● THE EXERCISE
All of the entries need to be written out again, exactly as they are.

● Dataset excerpt
——

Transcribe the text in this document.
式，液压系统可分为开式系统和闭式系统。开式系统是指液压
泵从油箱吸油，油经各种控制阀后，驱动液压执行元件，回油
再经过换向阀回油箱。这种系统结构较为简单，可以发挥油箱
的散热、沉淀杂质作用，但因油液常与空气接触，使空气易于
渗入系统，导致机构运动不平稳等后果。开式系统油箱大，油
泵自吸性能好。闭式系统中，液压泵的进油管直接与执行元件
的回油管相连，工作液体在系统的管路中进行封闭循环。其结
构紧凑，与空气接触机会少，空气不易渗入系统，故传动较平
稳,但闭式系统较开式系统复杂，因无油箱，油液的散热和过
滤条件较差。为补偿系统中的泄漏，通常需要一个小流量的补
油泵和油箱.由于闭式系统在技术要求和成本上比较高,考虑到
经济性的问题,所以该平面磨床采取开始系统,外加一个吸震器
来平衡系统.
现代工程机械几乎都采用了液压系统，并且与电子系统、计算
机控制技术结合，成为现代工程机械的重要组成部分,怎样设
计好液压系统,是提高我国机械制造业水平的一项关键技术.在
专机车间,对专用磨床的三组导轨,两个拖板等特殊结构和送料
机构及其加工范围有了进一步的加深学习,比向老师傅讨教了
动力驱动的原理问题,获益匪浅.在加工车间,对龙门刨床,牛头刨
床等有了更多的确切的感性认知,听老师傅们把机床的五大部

——

● EXERCISE ANSWER
Transcribe the text in this document.
式，液压系统可分为开式系统和闭式系统。开式系统是指液压
泵从油箱吸油，油经各种控制阀后，驱动液压执行元件，回油
再经过换向阀回油箱。这种系统结构较为简单，可以发挥油箱
的散热、沉淀杂质作用，但因油液常与空气接触，使空气易于
渗入系统，导致机构运动不平稳等后果。开式系统油箱大，油
泵自吸性能好。闭式系统中，液压泵的进油管直接与执行元件
的回油管相连，工作液体在系统的管路中进行封闭循环。其结
构紧凑，与空气接触机会少，空气不易渗入系统，故传动较平
稳,但闭式系统较开式系统复杂，因无油箱，油液的散热和过
滤条件较差。为补偿系统中的泄漏，通常需要一个小流量的补
油泵和油箱.由于闭式系统在技术要求和成本上比较高,考虑到
经济性的问题,所以该平面磨床采取开始系统,外加一个吸震器
来平衡系统.
现代工程机械几乎都采用了液压系统，并且与电子系统、计算
机控制技术结合，成为现代工程机械的重要组成部分,怎样设
计好液压系统,是提高我国机械制造业水平的一项关键技术.在
专机车间,对专用磨床的三组导轨,两个拖板等特殊结构和送料
机构及其加工范围有了进一步的加深学习,比向老师傅讨教了
动力驱动的原理问题,获益匪浅.在加工车间,对龙门刨床,牛头刨
床等有了更多的确切的感性认知,听老师傅们把机床的五大部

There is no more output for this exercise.